> [REQUIRED TASK]: Repeat the material exactly, every line of it.

==== EXERCISE MATERIAL ====

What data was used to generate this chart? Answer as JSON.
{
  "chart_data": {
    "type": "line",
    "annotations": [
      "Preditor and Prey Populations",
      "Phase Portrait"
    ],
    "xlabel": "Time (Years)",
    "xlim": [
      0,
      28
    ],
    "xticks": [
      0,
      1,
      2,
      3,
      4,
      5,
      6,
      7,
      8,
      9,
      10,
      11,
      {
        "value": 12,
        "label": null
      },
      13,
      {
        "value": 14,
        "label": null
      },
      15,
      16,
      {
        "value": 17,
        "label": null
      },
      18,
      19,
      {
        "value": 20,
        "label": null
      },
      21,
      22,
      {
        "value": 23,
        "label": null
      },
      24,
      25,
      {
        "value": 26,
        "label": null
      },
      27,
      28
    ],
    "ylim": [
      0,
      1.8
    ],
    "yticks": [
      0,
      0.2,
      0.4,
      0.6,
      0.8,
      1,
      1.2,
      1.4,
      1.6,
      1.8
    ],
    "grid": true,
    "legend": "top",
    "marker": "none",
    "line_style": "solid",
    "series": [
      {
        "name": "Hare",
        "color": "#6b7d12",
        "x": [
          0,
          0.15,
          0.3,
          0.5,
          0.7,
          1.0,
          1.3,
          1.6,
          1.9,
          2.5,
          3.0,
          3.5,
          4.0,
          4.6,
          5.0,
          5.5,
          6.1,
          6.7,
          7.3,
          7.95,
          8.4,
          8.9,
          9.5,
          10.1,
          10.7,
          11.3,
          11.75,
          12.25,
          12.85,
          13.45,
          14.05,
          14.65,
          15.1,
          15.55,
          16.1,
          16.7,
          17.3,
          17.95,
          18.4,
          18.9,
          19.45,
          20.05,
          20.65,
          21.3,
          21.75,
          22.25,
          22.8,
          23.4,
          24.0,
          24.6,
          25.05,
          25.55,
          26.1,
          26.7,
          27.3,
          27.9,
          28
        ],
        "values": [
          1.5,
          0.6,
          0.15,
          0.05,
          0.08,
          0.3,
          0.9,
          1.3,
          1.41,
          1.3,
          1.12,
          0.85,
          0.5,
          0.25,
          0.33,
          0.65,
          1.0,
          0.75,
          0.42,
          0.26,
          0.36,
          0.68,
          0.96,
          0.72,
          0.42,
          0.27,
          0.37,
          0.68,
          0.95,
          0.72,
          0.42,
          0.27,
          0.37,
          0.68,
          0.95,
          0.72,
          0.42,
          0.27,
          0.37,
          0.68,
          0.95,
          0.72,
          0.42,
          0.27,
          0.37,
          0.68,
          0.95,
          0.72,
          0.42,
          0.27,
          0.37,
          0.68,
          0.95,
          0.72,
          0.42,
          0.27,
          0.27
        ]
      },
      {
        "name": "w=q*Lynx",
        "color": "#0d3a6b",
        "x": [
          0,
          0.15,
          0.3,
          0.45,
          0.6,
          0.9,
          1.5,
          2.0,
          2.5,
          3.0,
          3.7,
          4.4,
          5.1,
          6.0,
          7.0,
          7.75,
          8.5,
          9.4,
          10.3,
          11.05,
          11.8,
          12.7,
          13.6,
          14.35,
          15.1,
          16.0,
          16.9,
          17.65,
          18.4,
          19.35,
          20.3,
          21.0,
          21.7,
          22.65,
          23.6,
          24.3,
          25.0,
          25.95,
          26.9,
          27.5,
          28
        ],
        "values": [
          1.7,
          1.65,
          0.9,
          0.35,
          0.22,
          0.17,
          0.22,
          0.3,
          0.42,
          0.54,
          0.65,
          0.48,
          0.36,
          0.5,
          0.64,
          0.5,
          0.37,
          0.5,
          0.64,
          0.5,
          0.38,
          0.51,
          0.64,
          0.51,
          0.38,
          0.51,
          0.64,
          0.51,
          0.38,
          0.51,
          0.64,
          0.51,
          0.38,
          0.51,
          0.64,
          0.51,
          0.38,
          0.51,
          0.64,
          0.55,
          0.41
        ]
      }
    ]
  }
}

====

> [COMPLETE RESPONSE]:
What data was used to generate this chart? Answer as JSON.
{
  "chart_data": {
    "type": "line",
    "annotations": [
      "Preditor and Prey Populations",
      "Phase Portrait"
    ],
    "xlabel": "Time (Years)",
    "xlim": [
      0,
      28
    ],
    "xticks": [
      0,
      1,
      2,
      3,
      4,
      5,
      6,
      7,
      8,
      9,
      10,
      11,
      {
        "value": 12,
        "label": null
      },
      13,
      {
        "value": 14,
        "label": null
      },
      15,
      16,
      {
        "value": 17,
        "label": null
      },
      18,
      19,
      {
        "value": 20,
        "label": null
      },
      21,
      22,
      {
        "value": 23,
        "label": null
      },
      24,
      25,
      {
        "value": 26,
        "label": null
      },
      27,
      28
    ],
    "ylim": [
      0,
      1.8
    ],
    "yticks": [
      0,
      0.2,
      0.4,
      0.6,
      0.8,
      1,
      1.2,
      1.4,
      1.6,
      1.8
    ],
    "grid": true,
    "legend": "top",
    "marker": "none",
    "line_style": "solid",
    "series": [
      {
        "name": "Hare",
        "color": "#6b7d12",
        "x": [
          0,
          0.15,
          0.3,
          0.5,
          0.7,
          1.0,
          1.3,
          1.6,
          1.9,
          2.5,
          3.0,
          3.5,
          4.0,
          4.6,
          5.0,
          5.5,
          6.1,
          6.7,
          7.3,
          7.95,
          8.4,
          8.9,
          9.5,
          10.1,
          10.7,
          11.3,
          11.75,
          12.25,
          12.85,
          13.45,
          14.05,
          14.65,
          15.1,
          15.55,
          16.1,
          16.7,
          17.3,
          17.95,
          18.4,
          18.9,
          19.45,
          20.05,
          20.65,
          21.3,
          21.75,
          22.25,
          22.8,
          23.4,
          24.0,
          24.6,
          25.05,
          25.55,
          26.1,
          26.7,
          27.3,
          27.9,
          28
        ],
        "values": [
          1.5,
          0.6,
          0.15,
          0.05,
          0.08,
          0.3,
          0.9,
          1.3,
          1.41,
          1.3,
          1.12,
          0.85,
          0.5,
          0.25,
          0.33,
          0.65,
          1.0,
          0.75,
          0.42,
          0.26,
          0.36,
          0.68,
          0.96,
          0.72,
          0.42,
          0.27,
          0.37,
          0.68,
          0.95,
          0.72,
          0.42,
          0.27,
          0.37,
          0.68,
          0.95,
          0.72,
          0.42,
          0.27,
          0.37,
          0.68,
          0.95,
          0.72,
          0.42,
          0.27,
          0.37,
          0.68,
          0.95,
          0.72,
          0.42,
          0.27,
          0.37,
          0.68,
          0.95,
          0.72,
          0.42,
          0.27,
          0.27
        ]
      },
      {
        "name": "w=q*Lynx",
        "color": "#0d3a6b",
        "x": [
          0,
          0.15,
          0.3,
          0.45,
          0.6,
          0.9,
          1.5,
          2.0,
          2.5,
          3.0,
          3.7,
          4.4,
          5.1,
          6.0,
          7.0,
          7.75,
          8.5,
          9.4,
          10.3,
          11.05,
          11.8,
          12.7,
          13.6,
          14.35,
          15.1,
          16.0,
          16.9,
          17.65,
          18.4,
          19.35,
          20.3,
          21.0,
          21.7,
          22.65,
          23.6,
          24.3,
          25.0,
          25.95,
          26.9,
          27.5,
          28
        ],
        "values": [
          1.7,
          1.65,
          0.9,
          0.35,
          0.22,
          0.17,
          0.22,
          0.3,
          0.42,
          0.54,
          0.65,
          0.48,
          0.36,
          0.5,
          0.64,
          0.5,
          0.37,
          0.5,
          0.64,
          0.5,
          0.38,
          0.51,
          0.64,
          0.51,
          0.38,
          0.51,
          0.64,
          0.51,
          0.38,
          0.51,
          0.64,
          0.51,
          0.38,
          0.51,
          0.64,
          0.51,
          0.38,
          0.51,
          0.64,
          0.55,
          0.41
        ]
      }
    ]
  }
}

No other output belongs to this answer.